Objective - In the listing below, pick out lines with "組織外部と交渉し".

Data lines -
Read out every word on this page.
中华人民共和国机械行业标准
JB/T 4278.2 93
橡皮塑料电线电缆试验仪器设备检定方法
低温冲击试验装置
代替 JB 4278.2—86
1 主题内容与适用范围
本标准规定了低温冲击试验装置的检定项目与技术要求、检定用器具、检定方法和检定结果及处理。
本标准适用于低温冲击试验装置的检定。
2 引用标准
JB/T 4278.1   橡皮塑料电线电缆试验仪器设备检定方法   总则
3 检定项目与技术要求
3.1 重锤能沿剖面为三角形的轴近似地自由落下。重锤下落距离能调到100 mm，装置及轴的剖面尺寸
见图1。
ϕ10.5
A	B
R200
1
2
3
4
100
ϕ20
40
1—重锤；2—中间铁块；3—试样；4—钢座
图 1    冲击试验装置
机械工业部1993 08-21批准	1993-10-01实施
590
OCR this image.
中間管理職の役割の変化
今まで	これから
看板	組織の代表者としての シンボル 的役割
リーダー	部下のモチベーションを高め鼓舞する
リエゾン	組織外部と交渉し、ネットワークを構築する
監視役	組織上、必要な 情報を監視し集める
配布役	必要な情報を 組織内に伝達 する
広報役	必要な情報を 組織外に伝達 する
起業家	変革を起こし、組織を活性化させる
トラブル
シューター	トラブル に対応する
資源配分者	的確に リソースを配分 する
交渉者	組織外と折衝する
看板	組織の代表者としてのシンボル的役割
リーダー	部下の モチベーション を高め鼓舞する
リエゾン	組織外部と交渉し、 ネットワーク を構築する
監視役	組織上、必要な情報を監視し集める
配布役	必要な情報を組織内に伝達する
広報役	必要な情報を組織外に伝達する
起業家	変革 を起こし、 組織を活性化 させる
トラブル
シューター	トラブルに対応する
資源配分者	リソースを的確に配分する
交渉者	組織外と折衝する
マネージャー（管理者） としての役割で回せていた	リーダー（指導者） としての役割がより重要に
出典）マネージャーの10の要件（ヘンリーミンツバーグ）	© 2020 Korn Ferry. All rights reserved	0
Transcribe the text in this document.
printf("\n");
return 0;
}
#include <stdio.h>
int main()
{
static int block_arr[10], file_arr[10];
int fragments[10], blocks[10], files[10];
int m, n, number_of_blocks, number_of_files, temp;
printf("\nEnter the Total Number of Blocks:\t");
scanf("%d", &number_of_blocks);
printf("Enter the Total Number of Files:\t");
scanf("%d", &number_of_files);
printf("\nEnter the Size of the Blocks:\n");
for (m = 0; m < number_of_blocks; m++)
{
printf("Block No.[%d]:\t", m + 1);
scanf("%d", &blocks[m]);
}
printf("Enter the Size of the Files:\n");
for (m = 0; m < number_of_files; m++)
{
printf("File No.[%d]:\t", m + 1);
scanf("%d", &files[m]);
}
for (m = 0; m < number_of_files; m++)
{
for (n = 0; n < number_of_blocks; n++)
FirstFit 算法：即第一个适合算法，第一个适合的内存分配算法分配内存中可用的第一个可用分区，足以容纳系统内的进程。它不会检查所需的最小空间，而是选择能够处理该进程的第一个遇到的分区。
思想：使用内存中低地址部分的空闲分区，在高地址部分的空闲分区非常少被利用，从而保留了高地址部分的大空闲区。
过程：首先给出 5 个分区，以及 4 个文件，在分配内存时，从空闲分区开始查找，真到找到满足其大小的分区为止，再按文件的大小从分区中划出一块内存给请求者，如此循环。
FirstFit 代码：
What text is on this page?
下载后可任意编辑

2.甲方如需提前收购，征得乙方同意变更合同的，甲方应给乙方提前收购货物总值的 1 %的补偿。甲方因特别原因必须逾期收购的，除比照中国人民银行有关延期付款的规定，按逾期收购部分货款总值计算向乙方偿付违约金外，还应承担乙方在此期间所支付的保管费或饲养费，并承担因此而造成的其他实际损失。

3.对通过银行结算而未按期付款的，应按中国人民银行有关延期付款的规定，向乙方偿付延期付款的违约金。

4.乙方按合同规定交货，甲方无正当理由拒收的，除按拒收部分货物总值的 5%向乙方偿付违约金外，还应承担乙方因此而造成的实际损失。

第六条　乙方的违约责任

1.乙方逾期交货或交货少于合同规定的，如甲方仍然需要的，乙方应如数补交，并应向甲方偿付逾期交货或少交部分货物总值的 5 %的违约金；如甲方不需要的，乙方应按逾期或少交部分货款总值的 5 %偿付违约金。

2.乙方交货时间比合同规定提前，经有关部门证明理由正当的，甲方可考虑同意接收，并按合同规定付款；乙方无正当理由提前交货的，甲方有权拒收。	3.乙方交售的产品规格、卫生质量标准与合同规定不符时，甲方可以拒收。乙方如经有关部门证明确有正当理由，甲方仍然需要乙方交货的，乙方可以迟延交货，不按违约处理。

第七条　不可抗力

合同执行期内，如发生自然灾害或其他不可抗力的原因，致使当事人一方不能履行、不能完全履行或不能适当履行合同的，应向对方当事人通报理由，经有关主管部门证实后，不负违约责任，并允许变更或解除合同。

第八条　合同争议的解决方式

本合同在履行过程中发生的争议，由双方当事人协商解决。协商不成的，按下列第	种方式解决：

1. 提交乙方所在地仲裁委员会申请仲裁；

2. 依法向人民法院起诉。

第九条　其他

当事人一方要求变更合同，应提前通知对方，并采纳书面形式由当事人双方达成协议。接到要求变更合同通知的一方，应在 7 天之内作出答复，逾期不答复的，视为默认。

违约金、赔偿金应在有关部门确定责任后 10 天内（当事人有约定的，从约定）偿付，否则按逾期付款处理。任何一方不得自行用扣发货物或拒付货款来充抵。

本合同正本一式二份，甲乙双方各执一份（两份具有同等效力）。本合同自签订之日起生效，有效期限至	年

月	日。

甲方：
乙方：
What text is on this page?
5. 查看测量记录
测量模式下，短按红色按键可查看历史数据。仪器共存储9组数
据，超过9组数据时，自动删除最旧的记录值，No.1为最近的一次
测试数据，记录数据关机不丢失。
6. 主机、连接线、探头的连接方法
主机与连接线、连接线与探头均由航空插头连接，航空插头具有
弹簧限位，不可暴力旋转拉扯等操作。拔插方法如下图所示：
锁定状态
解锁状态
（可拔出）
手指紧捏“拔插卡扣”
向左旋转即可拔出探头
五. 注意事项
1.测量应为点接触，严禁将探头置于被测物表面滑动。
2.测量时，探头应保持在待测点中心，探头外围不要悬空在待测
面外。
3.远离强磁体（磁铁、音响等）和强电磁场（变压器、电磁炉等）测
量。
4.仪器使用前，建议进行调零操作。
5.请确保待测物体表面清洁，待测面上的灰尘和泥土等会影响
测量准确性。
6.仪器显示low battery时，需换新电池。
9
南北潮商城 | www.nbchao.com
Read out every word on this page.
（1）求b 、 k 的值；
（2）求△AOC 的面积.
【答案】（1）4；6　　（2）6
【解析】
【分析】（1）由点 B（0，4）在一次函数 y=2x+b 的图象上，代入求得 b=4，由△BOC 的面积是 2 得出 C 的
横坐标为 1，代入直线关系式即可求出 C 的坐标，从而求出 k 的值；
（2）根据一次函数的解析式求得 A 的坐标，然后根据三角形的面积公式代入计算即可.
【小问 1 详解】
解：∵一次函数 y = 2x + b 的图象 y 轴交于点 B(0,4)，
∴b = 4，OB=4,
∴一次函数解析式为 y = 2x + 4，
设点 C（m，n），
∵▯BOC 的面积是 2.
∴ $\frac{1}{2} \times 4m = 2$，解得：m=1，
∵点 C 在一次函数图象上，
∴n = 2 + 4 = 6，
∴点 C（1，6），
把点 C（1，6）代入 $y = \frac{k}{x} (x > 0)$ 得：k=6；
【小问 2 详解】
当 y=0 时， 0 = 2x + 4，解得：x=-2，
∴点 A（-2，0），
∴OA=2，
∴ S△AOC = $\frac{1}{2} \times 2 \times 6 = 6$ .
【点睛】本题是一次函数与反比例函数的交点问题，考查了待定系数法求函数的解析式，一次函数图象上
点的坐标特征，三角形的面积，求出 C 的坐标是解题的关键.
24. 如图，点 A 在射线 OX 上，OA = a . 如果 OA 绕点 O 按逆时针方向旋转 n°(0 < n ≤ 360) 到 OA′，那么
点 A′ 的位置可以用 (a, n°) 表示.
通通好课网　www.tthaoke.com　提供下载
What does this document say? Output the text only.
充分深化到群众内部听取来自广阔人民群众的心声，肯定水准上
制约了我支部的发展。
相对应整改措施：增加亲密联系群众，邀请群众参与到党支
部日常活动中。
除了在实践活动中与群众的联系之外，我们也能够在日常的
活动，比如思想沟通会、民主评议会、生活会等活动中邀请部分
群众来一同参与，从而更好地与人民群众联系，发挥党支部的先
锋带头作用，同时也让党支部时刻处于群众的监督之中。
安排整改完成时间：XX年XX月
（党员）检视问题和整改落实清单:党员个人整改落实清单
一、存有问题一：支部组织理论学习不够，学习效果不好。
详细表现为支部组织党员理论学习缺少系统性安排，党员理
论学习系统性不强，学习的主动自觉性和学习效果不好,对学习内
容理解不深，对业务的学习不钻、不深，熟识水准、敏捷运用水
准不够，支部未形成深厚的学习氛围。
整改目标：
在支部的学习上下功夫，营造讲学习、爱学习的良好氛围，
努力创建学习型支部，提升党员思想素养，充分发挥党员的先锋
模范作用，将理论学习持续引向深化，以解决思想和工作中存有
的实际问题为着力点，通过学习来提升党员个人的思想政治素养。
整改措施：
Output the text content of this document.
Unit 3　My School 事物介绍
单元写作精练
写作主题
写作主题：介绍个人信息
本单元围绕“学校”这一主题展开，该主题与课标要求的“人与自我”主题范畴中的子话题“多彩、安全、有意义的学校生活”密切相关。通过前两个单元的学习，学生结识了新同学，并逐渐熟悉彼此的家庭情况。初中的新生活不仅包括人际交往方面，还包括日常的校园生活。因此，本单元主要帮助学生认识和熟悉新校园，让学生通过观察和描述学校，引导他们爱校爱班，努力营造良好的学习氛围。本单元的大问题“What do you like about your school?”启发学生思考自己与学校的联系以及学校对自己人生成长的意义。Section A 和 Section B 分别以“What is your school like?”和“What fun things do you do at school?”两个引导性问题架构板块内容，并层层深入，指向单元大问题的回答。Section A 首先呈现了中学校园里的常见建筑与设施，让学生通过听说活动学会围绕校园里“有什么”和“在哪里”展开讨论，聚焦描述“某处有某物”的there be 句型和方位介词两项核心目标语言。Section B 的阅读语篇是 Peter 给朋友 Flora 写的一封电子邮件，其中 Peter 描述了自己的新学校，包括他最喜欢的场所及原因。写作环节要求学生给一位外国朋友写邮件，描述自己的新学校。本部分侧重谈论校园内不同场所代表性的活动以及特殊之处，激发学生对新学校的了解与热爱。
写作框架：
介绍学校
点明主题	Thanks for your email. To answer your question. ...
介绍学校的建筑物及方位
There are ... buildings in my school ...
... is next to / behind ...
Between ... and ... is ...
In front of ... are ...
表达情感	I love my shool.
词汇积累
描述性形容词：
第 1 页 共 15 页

Completed exercise -
リエゾン	組織外部と交渉し、ネットワークを構築する
リエゾン	組織外部と交渉し、 ネットワーク を構築する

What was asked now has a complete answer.